- _AIM_:
Which lines in the records below contain the word "Virginia"? Copy each of them.

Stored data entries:

###

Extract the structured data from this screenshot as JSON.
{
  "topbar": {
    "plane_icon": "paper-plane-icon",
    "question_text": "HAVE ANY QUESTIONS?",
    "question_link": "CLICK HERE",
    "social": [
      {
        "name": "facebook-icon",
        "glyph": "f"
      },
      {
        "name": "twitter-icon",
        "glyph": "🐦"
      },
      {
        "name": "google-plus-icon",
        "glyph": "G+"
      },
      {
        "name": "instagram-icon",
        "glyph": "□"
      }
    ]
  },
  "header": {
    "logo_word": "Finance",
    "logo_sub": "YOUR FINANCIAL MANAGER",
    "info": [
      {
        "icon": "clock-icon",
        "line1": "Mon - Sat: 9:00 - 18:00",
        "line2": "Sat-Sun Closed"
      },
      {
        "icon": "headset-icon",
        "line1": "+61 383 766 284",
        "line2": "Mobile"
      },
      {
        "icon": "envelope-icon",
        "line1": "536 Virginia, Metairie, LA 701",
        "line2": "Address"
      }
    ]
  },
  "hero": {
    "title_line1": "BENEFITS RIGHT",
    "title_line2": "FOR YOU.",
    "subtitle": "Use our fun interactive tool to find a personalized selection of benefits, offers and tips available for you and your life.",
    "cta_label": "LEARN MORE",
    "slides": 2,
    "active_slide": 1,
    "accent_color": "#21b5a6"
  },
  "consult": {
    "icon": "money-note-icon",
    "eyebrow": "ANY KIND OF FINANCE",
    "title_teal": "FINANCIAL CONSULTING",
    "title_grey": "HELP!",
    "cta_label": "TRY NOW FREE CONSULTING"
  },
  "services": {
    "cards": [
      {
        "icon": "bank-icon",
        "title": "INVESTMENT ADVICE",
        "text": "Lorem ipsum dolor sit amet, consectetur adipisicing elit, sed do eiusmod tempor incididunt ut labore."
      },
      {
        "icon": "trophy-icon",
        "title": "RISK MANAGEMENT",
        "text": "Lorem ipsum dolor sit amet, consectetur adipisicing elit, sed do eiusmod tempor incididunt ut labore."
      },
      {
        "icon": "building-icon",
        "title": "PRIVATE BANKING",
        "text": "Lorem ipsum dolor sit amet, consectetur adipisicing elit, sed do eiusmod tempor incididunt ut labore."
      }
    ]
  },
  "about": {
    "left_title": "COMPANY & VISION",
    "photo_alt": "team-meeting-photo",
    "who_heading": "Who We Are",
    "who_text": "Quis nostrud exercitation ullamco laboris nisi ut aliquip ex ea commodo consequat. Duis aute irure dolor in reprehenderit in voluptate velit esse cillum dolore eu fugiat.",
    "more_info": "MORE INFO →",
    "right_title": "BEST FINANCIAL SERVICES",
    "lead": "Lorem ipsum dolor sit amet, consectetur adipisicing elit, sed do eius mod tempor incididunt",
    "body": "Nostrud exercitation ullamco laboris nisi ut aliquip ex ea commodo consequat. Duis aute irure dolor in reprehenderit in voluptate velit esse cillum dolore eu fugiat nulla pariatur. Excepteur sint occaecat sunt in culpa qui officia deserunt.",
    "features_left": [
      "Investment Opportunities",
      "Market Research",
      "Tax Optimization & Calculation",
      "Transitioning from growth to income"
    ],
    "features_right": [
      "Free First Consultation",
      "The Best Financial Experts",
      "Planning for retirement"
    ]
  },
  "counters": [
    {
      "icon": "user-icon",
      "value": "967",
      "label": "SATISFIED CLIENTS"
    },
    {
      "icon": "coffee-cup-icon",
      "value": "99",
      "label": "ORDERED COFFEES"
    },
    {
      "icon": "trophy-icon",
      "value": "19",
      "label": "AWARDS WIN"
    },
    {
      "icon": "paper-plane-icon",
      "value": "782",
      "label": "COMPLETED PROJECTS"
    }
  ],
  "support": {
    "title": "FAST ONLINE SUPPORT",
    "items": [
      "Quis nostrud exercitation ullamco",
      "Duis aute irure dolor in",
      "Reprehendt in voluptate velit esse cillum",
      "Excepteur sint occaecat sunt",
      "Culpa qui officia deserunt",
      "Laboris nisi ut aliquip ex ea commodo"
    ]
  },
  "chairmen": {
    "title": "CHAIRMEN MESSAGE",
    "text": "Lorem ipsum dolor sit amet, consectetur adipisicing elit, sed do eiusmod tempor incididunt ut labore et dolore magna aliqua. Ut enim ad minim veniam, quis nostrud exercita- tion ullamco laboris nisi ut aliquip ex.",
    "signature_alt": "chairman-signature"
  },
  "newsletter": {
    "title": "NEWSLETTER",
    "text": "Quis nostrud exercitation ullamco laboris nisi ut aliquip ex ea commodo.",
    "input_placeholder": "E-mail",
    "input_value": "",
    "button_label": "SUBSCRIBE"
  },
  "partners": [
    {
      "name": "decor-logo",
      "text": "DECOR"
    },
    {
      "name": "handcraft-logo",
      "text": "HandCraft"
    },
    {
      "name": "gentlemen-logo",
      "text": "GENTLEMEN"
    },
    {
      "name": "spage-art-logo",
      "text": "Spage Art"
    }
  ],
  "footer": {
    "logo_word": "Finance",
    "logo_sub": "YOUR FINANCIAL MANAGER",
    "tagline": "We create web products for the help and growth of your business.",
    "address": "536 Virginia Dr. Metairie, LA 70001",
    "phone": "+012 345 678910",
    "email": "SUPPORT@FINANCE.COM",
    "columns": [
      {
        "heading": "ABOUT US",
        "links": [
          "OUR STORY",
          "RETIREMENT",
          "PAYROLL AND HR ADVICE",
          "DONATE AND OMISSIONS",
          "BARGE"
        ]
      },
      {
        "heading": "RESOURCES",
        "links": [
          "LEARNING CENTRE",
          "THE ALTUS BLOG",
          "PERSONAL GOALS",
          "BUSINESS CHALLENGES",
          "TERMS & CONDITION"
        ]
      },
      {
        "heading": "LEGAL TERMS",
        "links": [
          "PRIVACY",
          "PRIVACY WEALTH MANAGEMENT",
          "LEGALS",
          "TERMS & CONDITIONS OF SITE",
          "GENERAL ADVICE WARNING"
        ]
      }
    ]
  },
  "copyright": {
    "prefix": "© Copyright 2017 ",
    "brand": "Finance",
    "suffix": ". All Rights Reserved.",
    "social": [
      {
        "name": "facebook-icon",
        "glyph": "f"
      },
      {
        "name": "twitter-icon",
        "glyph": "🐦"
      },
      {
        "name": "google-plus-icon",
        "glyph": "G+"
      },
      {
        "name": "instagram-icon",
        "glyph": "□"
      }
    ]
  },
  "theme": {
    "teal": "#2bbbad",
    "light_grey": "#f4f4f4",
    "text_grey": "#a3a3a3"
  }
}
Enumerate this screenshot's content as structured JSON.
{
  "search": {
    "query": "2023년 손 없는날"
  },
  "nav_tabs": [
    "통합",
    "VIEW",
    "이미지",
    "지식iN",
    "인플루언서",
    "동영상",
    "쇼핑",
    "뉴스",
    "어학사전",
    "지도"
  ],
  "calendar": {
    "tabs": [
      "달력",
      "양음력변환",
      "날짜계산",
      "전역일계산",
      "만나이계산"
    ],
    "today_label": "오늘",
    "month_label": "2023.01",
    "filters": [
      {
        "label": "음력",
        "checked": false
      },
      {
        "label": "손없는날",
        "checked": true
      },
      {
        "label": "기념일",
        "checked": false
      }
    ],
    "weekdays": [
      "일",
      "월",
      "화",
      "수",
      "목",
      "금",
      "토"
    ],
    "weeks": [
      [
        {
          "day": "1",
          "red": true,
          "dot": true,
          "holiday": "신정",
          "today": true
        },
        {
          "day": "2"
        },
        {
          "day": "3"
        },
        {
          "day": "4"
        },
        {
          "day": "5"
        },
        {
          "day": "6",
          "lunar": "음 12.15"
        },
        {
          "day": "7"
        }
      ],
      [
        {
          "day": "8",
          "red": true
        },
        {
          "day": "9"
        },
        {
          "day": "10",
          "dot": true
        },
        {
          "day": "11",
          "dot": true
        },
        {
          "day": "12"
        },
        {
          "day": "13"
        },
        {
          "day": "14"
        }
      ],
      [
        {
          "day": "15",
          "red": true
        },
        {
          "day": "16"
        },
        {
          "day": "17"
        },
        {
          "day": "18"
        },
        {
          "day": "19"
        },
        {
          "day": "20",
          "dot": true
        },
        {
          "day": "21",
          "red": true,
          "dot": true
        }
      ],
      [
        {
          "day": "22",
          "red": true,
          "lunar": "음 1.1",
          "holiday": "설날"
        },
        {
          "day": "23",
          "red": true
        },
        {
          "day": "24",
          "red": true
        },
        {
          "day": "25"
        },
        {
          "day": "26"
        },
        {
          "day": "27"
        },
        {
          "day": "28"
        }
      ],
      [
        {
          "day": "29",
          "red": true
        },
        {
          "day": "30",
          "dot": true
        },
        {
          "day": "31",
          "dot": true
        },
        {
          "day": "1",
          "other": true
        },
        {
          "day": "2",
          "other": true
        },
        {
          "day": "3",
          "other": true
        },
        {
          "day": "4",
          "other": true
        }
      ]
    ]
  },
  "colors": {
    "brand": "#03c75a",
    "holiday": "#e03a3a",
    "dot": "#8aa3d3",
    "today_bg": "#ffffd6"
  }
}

###

- _FULL ANSWER_:
        "line1": "536 Virginia, Metairie, LA 701",
    "address": "536 Virginia Dr. Metairie, LA 70001",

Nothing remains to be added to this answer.